C’è invece bisogno di una novità istituzionale ed in questo senso, al di là delle diverse opinioni dottrinali e anche di schieramento politico, essa può essere rappresentata in questa fase solo dall’elemento garantistico del riconoscimento come potere dello Stato di un gruppo parlamentare (o del singolo parlamentare). Il ricorso non è avventato perché è difficile immaginare che vi possa essere una seria garanzia nel far valere le prerogative dell’articolo 72 della Costituzione di fronte all’indubbio continuum maggioranza-esecutivo che caratterizza le nostre assemblee e che si rafforza in occasione della legge di bilancio se le presidenze di assemblea agiscono come appendice del governo, tanto più se vien posta la questione di fiducia.

■ ■ ■ ■ ■

## BREVE ESERCIZIO 1
Ricopia senza modifiche le righe riportate più sotto, da quella che contiene "marquee-tool-icon[interactable] [8,366,44,402]" a quella che contiene "submenu-item-gris-16[interactable]: Niveaux de", entrambe incluse.

Dati sui confini delle regioni
■ ■ ■ ■ ■

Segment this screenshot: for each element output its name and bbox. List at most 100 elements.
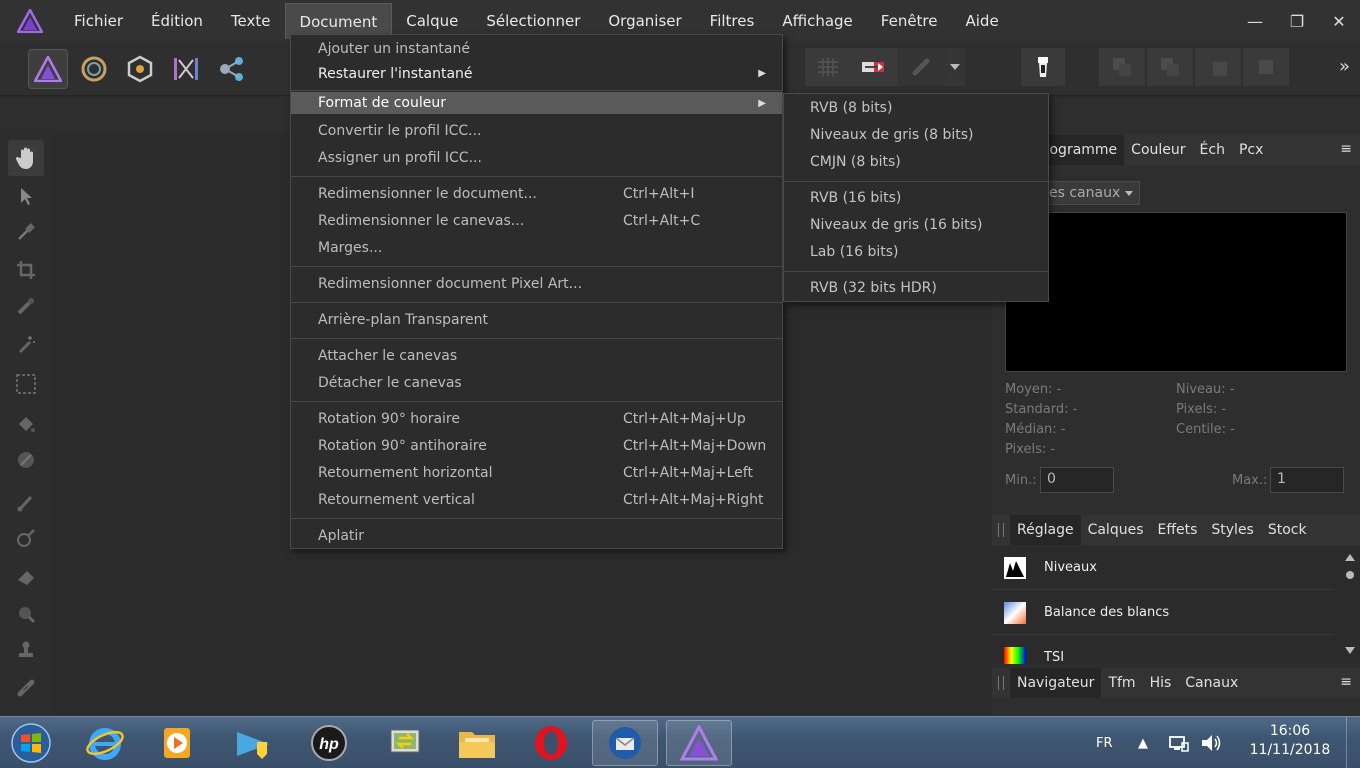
marquee-tool-icon[interactable] [8,366,44,402]
adjustment-scrollbar[interactable] [1344,552,1356,656]
menu-item-format-de-couleur[interactable]: Format de couleur ▶ [291,92,782,114]
menu-item-redimensionner-document[interactable]: Redimensionner le document... Ctrl+Alt+I [291,180,782,207]
develop-persona-icon[interactable] [120,49,160,89]
list-item-niveaux[interactable]: Niveaux [992,546,1334,590]
selection-brush-tool-icon[interactable] [8,288,44,324]
max-field[interactable]: 1 [1270,467,1344,493]
arrange-forward-icon[interactable] [1195,48,1241,86]
menu-item-assigner-profil-icc[interactable]: Assigner un profil ICC... [291,144,782,171]
menu-item-convertir-profil-icc[interactable]: Convertir le profil ICC... [291,117,782,144]
assistant-icon[interactable] [851,48,897,86]
grid-icon[interactable] [805,48,851,86]
menu-item-restaurer-instantane[interactable]: Restaurer l'instantané ▶ [291,60,782,87]
menu-edition[interactable]: Édition [137,3,217,39]
menu-item-rotation-horaire[interactable]: Rotation 90° horaire Ctrl+Alt+Maj+Up [291,405,782,432]
menu-fichier[interactable]: Fichier [60,3,137,39]
arrange-front-icon[interactable] [1243,48,1289,86]
hp-icon[interactable]: hp [296,720,362,766]
submenu-item-lab-16[interactable]: Lab (16 bits) [784,238,1048,265]
thunderbird-icon[interactable] [592,720,658,766]
menu-item-ajouter-instantane[interactable]: Ajouter un instantané [291,35,782,62]
tab-canaux[interactable]: Canaux [1178,668,1245,698]
panel-menu-icon[interactable]: ≡ [1340,674,1352,690]
menu-texte[interactable]: Texte [217,3,285,39]
arrange-backward-icon[interactable] [1147,48,1193,86]
submenu-item-gris-16[interactable]: Niveaux de gris (16 bits) [784,211,1048,238]
submenu-item-rvb-8[interactable]: RVB (8 bits) [784,94,1048,121]
paint-brush-tool-icon[interactable] [8,484,44,520]
fill-tool-icon[interactable] [8,406,44,442]
tab-calques[interactable]: Calques [1081,515,1151,545]
minimize-icon[interactable]: — [1234,0,1276,42]
menu-aide[interactable]: Aide [952,3,1013,39]
color-picker-tool-icon[interactable] [8,214,44,250]
tab-pinceaux[interactable]: Pcx [1232,135,1270,165]
toolbar-overflow-icon[interactable]: » [1339,56,1350,77]
erase-tool-icon[interactable] [8,558,44,594]
tab-transform[interactable]: Tfm [1101,668,1142,698]
language-indicator[interactable]: FR [1096,717,1113,768]
snapping-dropdown-icon[interactable] [945,48,965,86]
panel-grip-icon[interactable] [998,523,1004,537]
list-item-balance-des-blancs[interactable]: Balance des blancs [992,591,1334,635]
menu-item-retournement-horizontal[interactable]: Retournement horizontal Ctrl+Alt+Maj+Left [291,459,782,486]
move-tool-icon[interactable] [8,178,44,214]
menu-item-aplatir[interactable]: Aplatir [291,522,782,549]
submenu-item-rvb-16[interactable]: RVB (16 bits) [784,184,1048,211]
show-hidden-icons-icon[interactable]: ▲ [1138,717,1148,768]
channel-select[interactable]: es canaux [1044,181,1140,205]
tab-echantillons[interactable]: Éch [1193,135,1232,165]
tab-effets[interactable]: Effets [1151,515,1205,545]
quick-mask-icon[interactable] [1021,48,1065,86]
clone-stamp-tool-icon[interactable] [8,632,44,668]
menu-item-redimensionner-canevas[interactable]: Redimensionner le canevas... Ctrl+Alt+C [291,207,782,234]
tab-reglage[interactable]: Réglage [1010,515,1081,545]
tab-styles[interactable]: Styles [1204,515,1260,545]
network-shield-icon[interactable] [220,720,286,766]
smudge-tool-icon[interactable] [8,596,44,632]
liquify-persona-icon[interactable] [74,49,114,89]
restore-icon[interactable]: ❐ [1276,0,1318,42]
menu-item-detacher-canevas[interactable]: Détacher le canevas [291,369,782,396]
volume-icon[interactable] [1200,717,1222,768]
snapping-icon[interactable] [897,48,945,86]
dodge-tool-icon[interactable] [8,520,44,556]
opera-icon[interactable] [518,720,584,766]
tab-couleur[interactable]: Couleur [1124,135,1192,165]
export-persona-icon[interactable] [212,49,252,89]
sync-center-icon[interactable] [372,720,438,766]
show-desktop-button[interactable] [1346,717,1360,768]
tab-history[interactable]: His [1143,668,1179,698]
tab-navigateur[interactable]: Navigateur [1010,668,1102,698]
photo-persona-icon[interactable] [28,49,68,89]
file-explorer-icon[interactable] [444,720,510,766]
menu-item-marges[interactable]: Marges... [291,234,782,261]
menu-item-rotation-antihoraire[interactable]: Rotation 90° antihoraire Ctrl+Alt+Maj+Dow… [291,432,782,459]
menu-item-arriere-plan-transparent[interactable]: Arrière-plan Transparent [291,306,782,333]
panel-grip-icon[interactable] [998,676,1004,690]
healing-tool-icon[interactable] [8,670,44,706]
submenu-item-rvb-32-hdr[interactable]: RVB (32 bits HDR) [784,274,1048,301]
menu-item-attacher-canevas[interactable]: Attacher le canevas [291,342,782,369]
start-button-icon[interactable] [8,721,54,765]
affinity-logo-icon[interactable] [0,0,60,42]
crop-tool-icon[interactable] [8,252,44,288]
tone-mapping-persona-icon[interactable] [166,49,206,89]
tab-stock[interactable]: Stock [1261,515,1314,545]
view-tool-hand-icon[interactable] [8,140,44,176]
arrange-back-icon[interactable] [1099,48,1145,86]
list-item-tsi[interactable]: TSI [992,636,1334,664]
menu-item-redimensionner-pixel-art[interactable]: Redimensionner document Pixel Art... [291,270,782,297]
clock[interactable]: 16:06 11/11/2018 [1240,723,1340,758]
internet-explorer-icon[interactable] [72,720,138,766]
gradient-tool-icon[interactable] [8,442,44,478]
network-icon[interactable] [1168,717,1190,768]
panel-menu-icon[interactable]: ≡ [1340,141,1352,157]
submenu-item-gris-8[interactable]: Niveaux de gris (8 bits) [784,121,1048,148]
menu-affichage[interactable]: Affichage [768,3,866,39]
flood-select-tool-icon[interactable] [8,326,44,362]
menu-item-retournement-vertical[interactable]: Retournement vertical Ctrl+Alt+Maj+Right [291,486,782,513]
close-icon[interactable]: ✕ [1318,0,1360,42]
menu-fenetre[interactable]: Fenêtre [867,3,952,39]
media-player-icon[interactable] [144,720,210,766]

■ ■ ■ ■ ■

## BREVE ESERCIZIO 2
Prosegui il brano sul riconoscimento del gruppo parlamentare come potere dello Stato, partendo dal punto in cui si ferma.

## RISPOSTA 1
marquee-tool-icon[interactable] [8,366,44,402]
adjustment-scrollbar[interactable] [1344,552,1356,656]
menu-item-format-de-couleur[interactable]: Format de couleur ▶ [291,92,782,114]
menu-item-redimensionner-document[interactable]: Redimensionner le document... Ctrl+Alt+I [291,180,782,207]
develop-persona-icon[interactable] [120,49,160,89]
list-item-niveaux[interactable]: Niveaux [992,546,1334,590]
selection-brush-tool-icon[interactable] [8,288,44,324]
max-field[interactable]: 1 [1270,467,1344,493]
arrange-forward-icon[interactable] [1195,48,1241,86]
menu-item-assigner-profil-icc[interactable]: Assigner un profil ICC... [291,144,782,171]
menu-item-convertir-profil-icc[interactable]: Convertir le profil ICC... [291,117,782,144]
assistant-icon[interactable] [851,48,897,86]
grid-icon[interactable] [805,48,851,86]
menu-item-restaurer-instantane[interactable]: Restaurer l'instantané ▶ [291,60,782,87]
menu-edition[interactable]: Édition [137,3,217,39]
menu-item-rotation-horaire[interactable]: Rotation 90° horaire Ctrl+Alt+Maj+Up [291,405,782,432]
menu-fichier[interactable]: Fichier [60,3,137,39]
arrange-front-icon[interactable] [1243,48,1289,86]
hp-icon[interactable]: hp [296,720,362,766]
submenu-item-lab-16[interactable]: Lab (16 bits) [784,238,1048,265]
thunderbird-icon[interactable] [592,720,658,766]
menu-item-ajouter-instantane[interactable]: Ajouter un instantané [291,35,782,62]
tab-canaux[interactable]: Canaux [1178,668,1245,698]
panel-menu-icon[interactable]: ≡ [1340,674,1352,690]
menu-texte[interactable]: Texte [217,3,285,39]
arrange-backward-icon[interactable] [1147,48,1193,86]
submenu-item-gris-16[interactable]: Niveaux de gris (16 bits) [784,211,1048,238]

## RISPOSTA 2
Mi sembra di capire che il collega Villone colga questa preoccupazione, e che perciò preveda ma anche auspichi l’ammissibilità, assecondando questo percorso garantista. Vorrei però precisargli nel merito che nessuno richiede uno tsunami, ossia l’incostituzionalità della legge di bilancio e quindi l’esercizio provvisorio. Il conflitto rileva l’annullamento del ruolo del senato, ma lascia libera la Corte nel modulare gli effetti, preoccupandosi soprattutto di evitare che ciò si ripeta. È pertanto possibile attendersi anche un esito positivo nel merito proprio perché il ricorso è stato posto con criteri di moderazione e ragionevolezza.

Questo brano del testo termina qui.